#### Dataset records ####

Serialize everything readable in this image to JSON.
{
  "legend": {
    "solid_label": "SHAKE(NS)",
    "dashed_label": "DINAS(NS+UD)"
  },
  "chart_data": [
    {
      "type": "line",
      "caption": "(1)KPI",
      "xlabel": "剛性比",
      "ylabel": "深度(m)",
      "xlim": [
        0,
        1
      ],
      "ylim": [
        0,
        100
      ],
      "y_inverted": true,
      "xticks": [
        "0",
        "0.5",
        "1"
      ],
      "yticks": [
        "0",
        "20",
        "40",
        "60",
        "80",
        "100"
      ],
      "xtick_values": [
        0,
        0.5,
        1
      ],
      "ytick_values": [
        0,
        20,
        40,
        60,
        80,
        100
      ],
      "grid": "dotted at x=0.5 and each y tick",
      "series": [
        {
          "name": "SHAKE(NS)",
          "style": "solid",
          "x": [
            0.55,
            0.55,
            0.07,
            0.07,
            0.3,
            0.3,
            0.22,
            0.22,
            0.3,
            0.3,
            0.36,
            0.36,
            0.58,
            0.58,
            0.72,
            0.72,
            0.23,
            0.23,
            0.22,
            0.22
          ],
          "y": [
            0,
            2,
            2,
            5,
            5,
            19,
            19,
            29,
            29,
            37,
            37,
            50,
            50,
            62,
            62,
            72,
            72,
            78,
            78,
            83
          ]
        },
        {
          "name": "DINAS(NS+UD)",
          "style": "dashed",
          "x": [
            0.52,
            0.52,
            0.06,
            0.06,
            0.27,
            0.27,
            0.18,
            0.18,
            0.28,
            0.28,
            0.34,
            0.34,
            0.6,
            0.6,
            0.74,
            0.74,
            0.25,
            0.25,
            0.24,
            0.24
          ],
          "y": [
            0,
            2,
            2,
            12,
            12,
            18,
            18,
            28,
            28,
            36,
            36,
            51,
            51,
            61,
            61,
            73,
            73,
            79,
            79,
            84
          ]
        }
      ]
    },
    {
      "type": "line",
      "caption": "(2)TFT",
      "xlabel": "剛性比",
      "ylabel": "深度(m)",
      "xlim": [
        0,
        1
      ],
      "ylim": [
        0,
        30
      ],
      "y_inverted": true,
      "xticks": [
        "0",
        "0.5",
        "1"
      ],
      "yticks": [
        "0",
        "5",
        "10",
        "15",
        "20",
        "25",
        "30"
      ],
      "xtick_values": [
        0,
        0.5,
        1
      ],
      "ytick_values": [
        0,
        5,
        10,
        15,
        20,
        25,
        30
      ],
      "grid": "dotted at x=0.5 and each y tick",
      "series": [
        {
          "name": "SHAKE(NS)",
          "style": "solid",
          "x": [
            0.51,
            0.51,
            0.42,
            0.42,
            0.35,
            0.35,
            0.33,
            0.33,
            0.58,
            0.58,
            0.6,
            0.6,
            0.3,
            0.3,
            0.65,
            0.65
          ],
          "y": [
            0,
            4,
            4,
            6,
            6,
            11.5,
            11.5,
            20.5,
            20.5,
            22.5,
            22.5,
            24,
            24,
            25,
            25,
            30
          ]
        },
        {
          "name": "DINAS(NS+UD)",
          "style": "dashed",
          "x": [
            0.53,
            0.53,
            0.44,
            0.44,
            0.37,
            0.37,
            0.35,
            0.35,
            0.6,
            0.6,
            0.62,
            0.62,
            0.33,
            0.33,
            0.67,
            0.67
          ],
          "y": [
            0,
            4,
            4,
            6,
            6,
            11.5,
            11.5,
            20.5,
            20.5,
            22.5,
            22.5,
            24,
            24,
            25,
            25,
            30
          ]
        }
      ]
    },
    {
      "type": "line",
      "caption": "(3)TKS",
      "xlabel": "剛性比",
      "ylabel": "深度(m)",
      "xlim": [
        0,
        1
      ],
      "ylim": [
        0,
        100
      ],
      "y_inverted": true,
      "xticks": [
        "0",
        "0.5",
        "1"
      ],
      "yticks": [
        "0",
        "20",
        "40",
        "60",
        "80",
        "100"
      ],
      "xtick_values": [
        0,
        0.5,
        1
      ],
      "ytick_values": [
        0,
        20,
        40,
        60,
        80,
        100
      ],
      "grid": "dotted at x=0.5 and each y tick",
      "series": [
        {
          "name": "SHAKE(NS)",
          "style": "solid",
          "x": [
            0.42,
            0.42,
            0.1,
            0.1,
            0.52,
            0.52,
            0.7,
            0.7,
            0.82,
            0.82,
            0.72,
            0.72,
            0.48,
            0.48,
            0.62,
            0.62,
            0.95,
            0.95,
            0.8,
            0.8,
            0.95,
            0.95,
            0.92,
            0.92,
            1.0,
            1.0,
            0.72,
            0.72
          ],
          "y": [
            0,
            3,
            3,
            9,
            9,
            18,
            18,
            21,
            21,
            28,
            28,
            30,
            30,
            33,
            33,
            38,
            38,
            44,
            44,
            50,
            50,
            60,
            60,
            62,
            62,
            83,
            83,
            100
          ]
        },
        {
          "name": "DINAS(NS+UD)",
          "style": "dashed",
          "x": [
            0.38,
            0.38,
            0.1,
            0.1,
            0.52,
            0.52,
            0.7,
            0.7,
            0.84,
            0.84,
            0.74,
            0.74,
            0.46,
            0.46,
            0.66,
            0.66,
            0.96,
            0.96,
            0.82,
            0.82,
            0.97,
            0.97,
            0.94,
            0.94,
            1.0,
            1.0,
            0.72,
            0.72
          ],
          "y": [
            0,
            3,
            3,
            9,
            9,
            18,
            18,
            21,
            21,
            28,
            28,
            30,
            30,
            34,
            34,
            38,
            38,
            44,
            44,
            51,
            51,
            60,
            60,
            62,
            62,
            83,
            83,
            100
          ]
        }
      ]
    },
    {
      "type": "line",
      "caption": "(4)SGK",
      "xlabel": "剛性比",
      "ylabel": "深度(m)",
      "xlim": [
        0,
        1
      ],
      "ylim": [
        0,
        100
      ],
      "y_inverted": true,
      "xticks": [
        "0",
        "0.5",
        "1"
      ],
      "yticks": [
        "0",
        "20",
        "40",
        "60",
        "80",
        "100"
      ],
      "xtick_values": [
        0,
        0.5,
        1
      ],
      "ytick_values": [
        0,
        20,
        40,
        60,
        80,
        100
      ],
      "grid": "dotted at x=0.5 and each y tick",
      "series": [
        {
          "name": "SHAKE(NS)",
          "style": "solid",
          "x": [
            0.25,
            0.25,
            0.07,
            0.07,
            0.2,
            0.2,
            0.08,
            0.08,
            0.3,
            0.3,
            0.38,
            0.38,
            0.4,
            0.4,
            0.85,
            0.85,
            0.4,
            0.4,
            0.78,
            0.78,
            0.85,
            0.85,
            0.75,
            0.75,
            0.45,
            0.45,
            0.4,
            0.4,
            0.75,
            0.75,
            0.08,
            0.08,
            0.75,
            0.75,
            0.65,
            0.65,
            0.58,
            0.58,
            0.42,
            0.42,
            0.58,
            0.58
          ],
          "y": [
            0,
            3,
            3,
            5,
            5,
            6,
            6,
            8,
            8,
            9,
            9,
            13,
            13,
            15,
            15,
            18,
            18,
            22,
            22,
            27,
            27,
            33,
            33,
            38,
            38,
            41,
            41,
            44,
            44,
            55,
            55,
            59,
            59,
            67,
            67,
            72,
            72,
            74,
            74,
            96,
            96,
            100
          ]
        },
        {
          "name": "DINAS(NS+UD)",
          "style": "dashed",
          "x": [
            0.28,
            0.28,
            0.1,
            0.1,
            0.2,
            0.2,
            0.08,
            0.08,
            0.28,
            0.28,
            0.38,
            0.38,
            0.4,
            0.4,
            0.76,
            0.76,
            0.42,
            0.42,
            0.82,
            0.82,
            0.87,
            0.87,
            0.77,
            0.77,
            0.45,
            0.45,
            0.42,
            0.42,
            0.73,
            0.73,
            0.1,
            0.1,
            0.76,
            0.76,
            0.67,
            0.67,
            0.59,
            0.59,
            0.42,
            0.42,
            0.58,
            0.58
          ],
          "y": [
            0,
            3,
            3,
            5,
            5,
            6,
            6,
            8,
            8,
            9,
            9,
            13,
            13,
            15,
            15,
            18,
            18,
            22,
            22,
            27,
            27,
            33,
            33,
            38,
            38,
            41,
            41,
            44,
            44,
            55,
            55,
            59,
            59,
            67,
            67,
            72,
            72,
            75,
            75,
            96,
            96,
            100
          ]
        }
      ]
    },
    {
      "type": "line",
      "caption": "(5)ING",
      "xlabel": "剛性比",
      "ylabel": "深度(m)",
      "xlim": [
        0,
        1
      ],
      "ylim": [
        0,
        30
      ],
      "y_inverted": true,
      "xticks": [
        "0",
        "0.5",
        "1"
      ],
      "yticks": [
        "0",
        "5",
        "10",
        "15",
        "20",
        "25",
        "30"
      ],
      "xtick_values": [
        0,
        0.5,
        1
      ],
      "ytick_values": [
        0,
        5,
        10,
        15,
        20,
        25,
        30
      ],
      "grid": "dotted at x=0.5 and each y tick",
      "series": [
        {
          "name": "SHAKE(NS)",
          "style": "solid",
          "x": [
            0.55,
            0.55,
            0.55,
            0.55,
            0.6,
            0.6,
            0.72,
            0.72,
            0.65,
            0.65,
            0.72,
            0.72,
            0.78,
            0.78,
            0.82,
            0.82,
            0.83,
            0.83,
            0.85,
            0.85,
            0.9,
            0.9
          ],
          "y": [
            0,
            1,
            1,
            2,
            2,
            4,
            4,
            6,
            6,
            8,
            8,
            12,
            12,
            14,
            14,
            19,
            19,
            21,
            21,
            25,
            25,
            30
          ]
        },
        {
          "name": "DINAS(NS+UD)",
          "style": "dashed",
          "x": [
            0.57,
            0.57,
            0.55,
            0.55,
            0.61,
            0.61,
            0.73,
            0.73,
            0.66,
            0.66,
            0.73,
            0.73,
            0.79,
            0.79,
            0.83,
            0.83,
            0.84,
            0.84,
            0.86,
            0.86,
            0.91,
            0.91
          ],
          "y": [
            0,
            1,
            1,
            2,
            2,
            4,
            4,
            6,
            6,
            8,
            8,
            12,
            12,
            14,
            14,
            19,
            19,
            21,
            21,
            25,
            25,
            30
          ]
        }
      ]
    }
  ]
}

####
#### Dataset records ####

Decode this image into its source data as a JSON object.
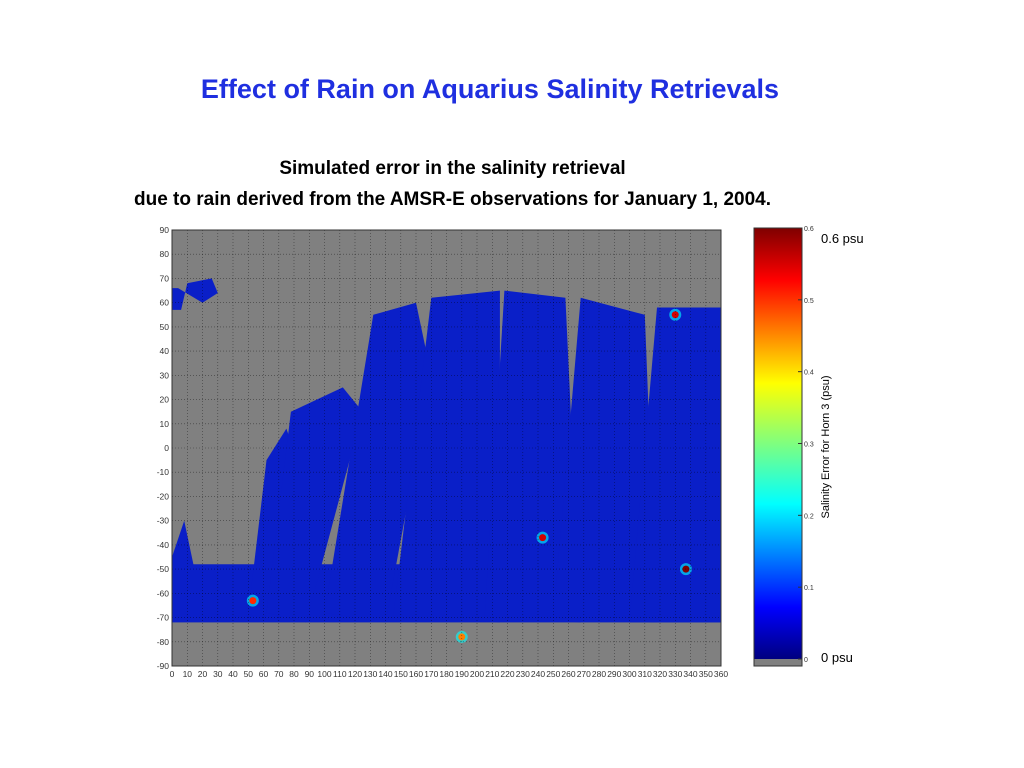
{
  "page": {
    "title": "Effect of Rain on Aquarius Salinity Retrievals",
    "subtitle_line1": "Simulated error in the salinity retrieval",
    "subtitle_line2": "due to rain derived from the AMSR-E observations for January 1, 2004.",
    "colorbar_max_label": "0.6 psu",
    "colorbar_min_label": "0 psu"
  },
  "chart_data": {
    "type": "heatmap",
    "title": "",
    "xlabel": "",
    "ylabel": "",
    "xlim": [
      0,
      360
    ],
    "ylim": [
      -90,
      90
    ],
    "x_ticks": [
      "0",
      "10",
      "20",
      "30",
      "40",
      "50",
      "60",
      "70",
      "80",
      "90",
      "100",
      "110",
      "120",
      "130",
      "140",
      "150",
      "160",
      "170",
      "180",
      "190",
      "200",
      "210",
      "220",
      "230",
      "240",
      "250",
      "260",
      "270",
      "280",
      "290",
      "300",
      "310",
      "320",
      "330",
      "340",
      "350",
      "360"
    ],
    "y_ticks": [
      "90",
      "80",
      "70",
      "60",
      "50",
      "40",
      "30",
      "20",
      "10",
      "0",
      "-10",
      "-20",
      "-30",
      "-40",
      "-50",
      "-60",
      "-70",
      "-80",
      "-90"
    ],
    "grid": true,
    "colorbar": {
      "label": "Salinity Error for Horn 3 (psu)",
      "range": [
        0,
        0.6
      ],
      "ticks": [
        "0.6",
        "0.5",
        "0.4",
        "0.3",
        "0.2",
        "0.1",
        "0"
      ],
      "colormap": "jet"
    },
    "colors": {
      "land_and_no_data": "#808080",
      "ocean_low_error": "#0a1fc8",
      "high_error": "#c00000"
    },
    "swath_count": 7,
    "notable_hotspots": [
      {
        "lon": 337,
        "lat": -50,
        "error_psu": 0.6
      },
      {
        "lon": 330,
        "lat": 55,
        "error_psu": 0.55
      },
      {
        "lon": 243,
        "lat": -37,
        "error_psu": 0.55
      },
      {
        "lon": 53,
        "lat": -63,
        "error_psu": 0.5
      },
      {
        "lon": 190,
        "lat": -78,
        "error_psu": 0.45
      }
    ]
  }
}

####

> Exercise objective
Which lines contain the word "caption"? Copy each of them.

> The solution
      "caption": "(1)KPI",
      "caption": "(2)TFT",
      "caption": "(3)TKS",
      "caption": "(4)SGK",
      "caption": "(5)ING",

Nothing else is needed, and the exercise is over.